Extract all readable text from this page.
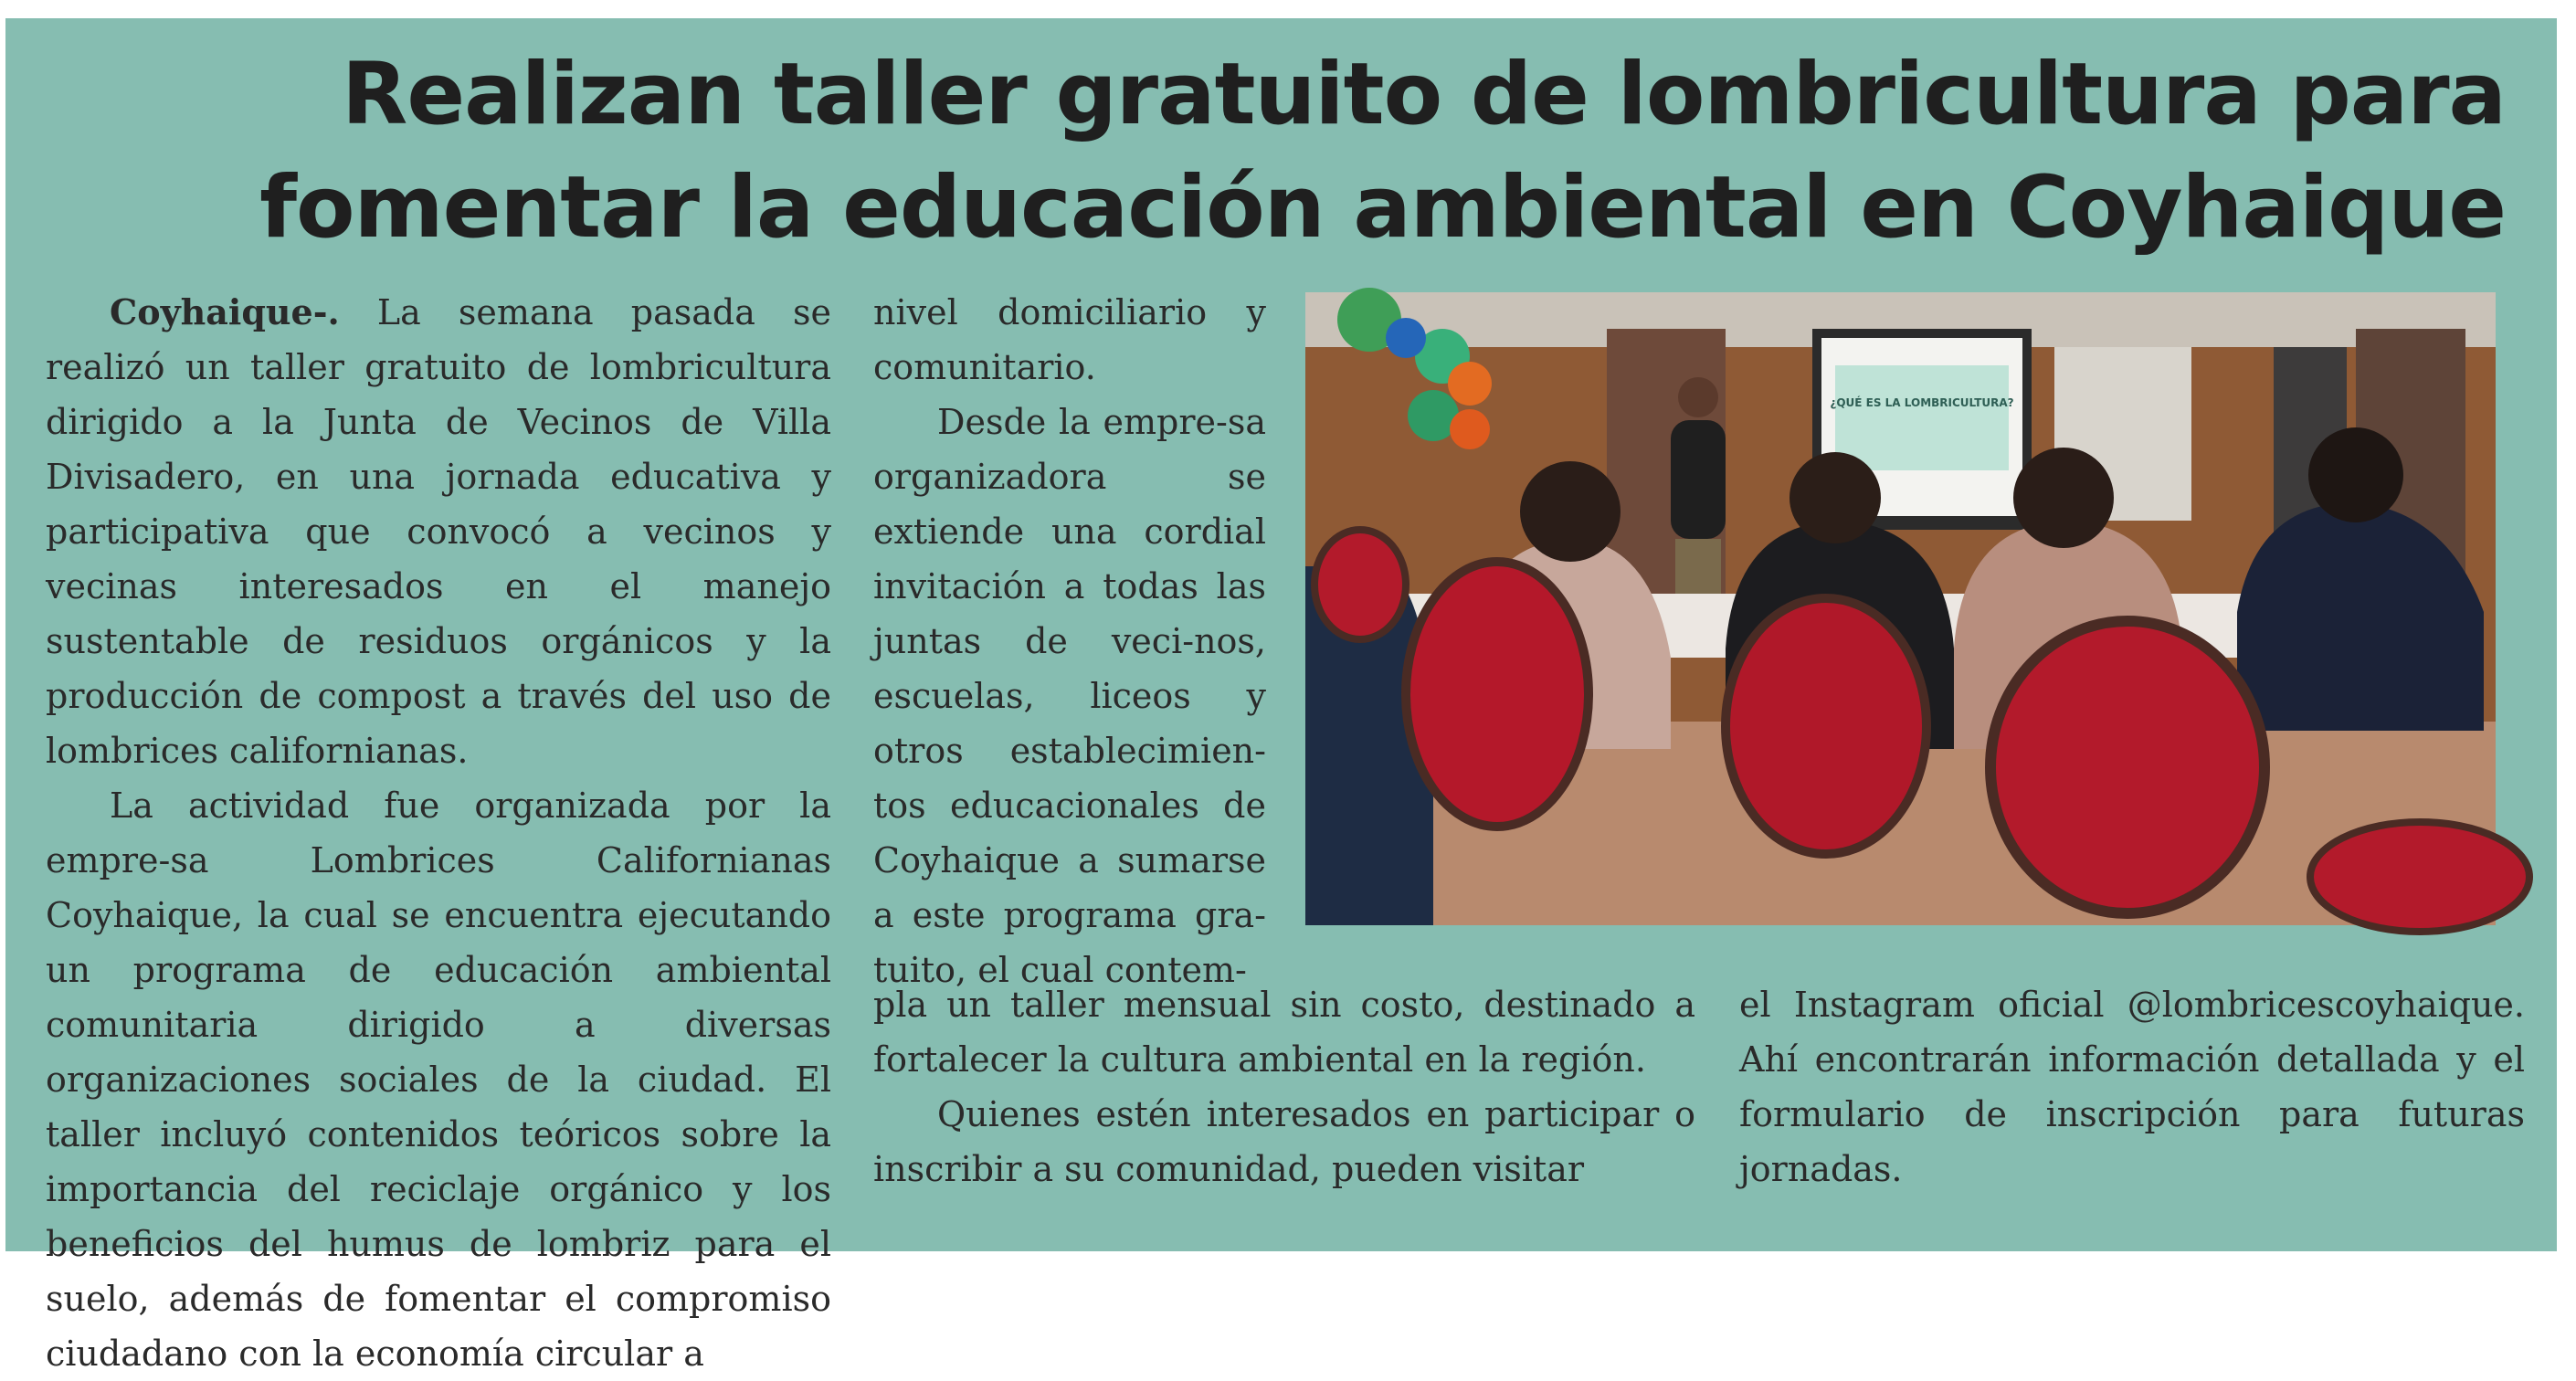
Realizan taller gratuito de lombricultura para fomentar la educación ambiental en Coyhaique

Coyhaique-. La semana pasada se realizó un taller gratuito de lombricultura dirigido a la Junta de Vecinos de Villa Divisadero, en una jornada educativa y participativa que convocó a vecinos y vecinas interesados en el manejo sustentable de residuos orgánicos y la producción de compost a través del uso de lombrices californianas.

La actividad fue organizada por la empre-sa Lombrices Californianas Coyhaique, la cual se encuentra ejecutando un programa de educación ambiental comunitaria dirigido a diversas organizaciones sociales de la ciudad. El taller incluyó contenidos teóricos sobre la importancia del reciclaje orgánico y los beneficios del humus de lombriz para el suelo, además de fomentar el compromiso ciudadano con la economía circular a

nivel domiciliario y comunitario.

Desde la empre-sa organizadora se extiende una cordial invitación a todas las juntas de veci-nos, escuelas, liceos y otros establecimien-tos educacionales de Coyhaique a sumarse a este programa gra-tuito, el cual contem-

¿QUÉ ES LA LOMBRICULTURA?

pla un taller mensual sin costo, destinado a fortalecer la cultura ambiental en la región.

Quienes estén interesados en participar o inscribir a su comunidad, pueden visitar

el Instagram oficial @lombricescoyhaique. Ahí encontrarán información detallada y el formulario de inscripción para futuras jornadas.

* * *

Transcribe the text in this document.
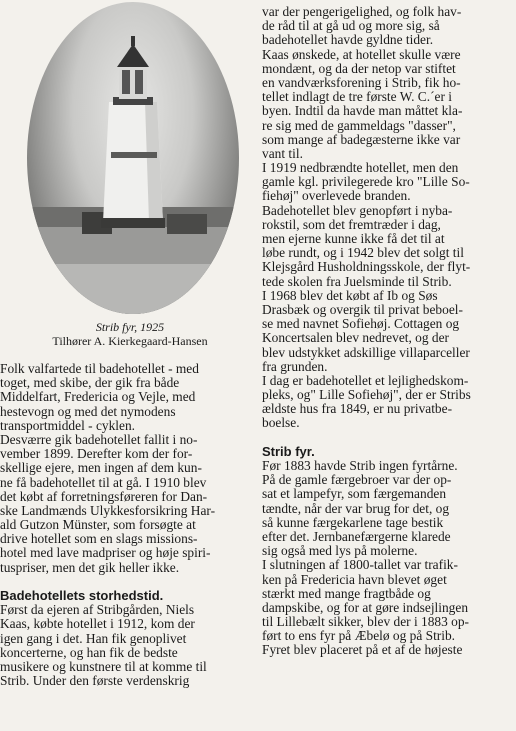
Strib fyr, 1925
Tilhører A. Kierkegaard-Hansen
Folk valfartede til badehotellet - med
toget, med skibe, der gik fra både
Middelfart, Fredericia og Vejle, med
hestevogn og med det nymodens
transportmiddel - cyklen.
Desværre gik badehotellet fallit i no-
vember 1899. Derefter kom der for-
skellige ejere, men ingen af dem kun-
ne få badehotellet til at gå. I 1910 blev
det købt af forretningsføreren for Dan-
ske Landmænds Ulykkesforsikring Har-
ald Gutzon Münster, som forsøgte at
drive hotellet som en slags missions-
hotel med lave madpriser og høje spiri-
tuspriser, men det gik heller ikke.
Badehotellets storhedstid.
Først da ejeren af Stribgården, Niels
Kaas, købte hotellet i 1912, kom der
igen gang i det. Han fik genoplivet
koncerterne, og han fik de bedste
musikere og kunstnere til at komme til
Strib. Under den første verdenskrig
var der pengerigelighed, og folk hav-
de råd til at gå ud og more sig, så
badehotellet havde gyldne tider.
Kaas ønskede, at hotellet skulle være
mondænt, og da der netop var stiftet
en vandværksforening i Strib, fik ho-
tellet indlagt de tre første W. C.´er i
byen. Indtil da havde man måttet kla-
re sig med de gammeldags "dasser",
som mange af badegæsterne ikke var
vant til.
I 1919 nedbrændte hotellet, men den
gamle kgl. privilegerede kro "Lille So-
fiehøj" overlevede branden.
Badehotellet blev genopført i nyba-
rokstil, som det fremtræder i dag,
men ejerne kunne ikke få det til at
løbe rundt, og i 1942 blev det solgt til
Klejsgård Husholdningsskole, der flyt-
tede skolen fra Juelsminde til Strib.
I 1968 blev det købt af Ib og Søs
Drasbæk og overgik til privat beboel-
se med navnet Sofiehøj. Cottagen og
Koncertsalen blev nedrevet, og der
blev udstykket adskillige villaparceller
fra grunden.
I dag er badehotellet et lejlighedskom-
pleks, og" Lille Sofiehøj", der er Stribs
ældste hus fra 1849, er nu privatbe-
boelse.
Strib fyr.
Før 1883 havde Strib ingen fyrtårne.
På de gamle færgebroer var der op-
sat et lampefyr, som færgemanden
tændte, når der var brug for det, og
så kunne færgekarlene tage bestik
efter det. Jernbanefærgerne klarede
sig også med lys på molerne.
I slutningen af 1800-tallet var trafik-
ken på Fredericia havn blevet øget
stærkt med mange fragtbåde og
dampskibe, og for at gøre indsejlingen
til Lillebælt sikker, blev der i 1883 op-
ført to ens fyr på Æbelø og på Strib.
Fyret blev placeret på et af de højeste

→ **WORK TO DO**
Only lines that contain the word "havde" are wanted; copy each of them.

→ **ANSWER TO THE TASK**
badehotellet havde gyldne tider.
byen. Indtil da havde man måttet kla-
Før 1883 havde Strib ingen fyrtårne.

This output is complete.